Dataset records
○ ○ ○

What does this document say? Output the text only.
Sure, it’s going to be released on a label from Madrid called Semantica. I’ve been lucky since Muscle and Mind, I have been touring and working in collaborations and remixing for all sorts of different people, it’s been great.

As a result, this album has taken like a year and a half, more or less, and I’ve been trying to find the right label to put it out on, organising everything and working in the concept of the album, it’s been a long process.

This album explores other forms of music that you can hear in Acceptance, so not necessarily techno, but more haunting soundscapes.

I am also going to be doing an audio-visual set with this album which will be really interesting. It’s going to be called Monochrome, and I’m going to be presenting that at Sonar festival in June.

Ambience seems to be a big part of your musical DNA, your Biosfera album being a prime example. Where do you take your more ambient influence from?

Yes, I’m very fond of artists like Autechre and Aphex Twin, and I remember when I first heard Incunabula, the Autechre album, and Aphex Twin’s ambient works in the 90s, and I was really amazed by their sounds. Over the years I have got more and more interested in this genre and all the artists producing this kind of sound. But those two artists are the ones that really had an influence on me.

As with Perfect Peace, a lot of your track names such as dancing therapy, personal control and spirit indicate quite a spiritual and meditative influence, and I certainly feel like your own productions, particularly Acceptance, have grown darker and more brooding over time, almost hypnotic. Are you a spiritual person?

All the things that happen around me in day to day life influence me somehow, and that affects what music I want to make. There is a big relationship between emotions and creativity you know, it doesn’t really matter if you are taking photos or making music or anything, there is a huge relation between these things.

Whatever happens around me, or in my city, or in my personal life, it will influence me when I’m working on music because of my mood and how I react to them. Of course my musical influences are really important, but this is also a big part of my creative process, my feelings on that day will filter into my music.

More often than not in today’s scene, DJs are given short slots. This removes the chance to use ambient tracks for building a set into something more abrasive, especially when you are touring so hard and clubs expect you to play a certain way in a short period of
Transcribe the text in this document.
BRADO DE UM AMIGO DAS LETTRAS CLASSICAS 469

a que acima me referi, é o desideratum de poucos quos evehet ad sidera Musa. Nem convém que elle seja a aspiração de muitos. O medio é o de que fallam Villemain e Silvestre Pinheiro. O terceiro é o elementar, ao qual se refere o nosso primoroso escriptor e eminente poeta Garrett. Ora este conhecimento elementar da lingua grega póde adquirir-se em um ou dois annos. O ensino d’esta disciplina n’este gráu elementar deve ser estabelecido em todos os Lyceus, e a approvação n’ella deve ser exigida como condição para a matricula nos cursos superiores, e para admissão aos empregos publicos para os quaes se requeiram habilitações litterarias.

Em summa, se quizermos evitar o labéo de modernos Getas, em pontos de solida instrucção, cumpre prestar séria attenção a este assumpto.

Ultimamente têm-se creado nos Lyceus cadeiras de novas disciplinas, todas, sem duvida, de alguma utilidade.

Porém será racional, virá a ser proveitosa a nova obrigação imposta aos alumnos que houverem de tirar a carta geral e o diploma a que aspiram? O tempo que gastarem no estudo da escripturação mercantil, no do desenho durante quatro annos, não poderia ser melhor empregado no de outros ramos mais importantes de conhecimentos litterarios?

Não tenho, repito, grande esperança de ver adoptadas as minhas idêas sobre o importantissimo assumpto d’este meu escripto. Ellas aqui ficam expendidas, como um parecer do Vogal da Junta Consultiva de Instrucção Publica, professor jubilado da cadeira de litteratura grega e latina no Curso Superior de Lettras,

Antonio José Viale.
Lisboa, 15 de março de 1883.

○ ○ ○

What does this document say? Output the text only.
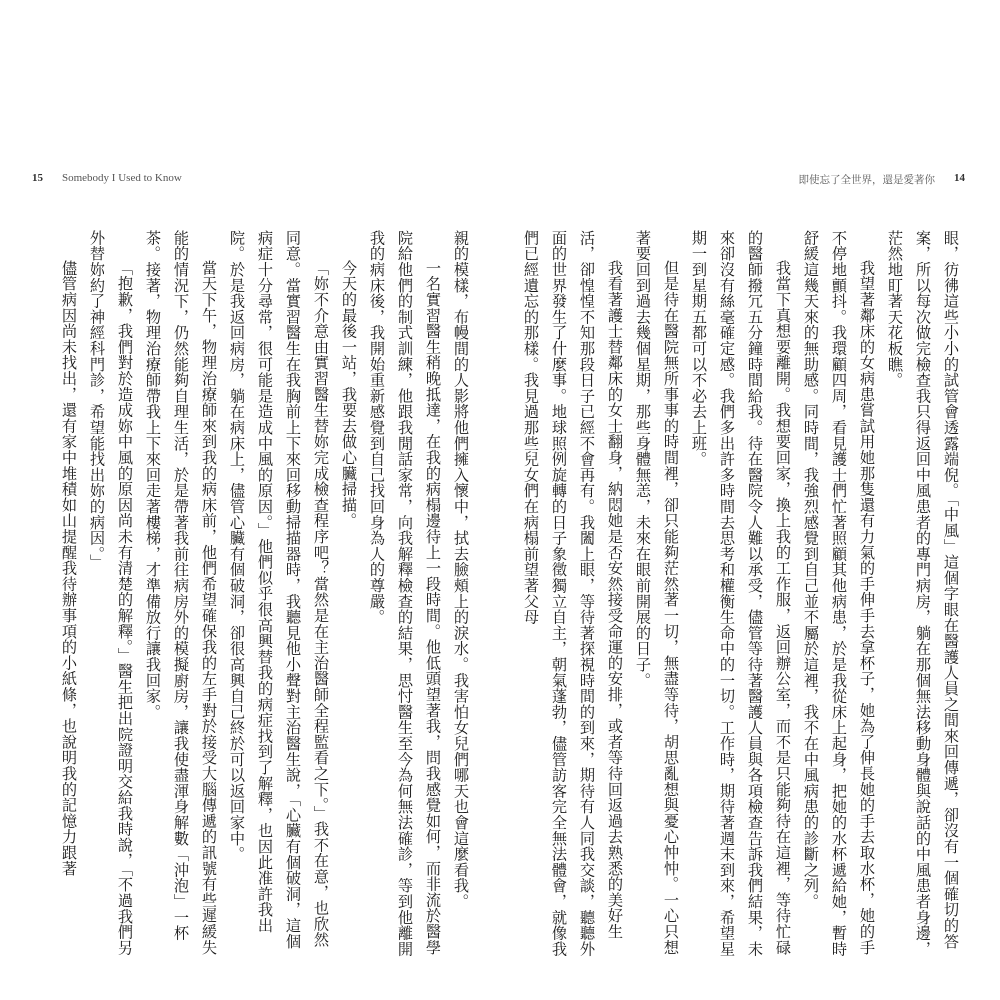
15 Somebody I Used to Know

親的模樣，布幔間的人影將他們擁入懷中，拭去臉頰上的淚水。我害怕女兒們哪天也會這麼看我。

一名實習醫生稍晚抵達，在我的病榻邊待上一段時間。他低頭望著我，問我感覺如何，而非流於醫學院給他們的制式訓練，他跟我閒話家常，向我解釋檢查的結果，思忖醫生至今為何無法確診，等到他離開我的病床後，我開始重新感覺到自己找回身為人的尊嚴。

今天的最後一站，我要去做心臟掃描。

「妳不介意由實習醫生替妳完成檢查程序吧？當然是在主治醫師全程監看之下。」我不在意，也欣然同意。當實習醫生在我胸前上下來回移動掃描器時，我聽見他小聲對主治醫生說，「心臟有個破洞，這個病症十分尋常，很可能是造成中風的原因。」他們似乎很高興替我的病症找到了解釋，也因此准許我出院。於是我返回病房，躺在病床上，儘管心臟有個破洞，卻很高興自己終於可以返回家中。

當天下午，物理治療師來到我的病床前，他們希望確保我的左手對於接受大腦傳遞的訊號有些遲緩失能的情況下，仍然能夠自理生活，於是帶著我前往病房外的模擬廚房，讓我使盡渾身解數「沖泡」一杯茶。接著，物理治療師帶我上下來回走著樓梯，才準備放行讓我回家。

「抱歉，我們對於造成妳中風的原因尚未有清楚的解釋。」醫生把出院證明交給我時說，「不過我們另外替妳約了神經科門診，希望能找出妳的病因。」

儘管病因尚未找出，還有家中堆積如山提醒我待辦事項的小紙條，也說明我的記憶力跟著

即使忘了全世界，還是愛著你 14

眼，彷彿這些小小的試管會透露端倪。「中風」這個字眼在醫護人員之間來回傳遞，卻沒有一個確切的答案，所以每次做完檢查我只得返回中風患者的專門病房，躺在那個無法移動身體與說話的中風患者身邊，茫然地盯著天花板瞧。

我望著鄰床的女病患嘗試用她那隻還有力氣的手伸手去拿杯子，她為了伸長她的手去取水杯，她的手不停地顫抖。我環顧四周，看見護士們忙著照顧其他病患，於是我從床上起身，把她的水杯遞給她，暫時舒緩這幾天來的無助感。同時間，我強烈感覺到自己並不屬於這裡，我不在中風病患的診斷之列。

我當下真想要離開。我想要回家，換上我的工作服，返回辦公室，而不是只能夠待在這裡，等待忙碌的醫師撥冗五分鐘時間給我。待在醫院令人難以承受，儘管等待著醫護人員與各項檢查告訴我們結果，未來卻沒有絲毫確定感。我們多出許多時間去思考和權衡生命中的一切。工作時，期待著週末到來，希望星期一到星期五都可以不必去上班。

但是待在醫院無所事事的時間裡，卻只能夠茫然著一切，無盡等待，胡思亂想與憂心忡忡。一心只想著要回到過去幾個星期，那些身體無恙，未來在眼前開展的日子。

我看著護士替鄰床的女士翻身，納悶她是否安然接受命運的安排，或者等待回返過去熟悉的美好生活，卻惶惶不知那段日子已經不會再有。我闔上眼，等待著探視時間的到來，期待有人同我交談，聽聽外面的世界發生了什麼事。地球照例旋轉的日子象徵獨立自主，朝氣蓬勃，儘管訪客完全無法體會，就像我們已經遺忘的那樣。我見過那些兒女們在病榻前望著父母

○ ○ ○

#### What to produce
The word "life" appears in how many lines of the data? Answer with only the number.

#### Right answer
2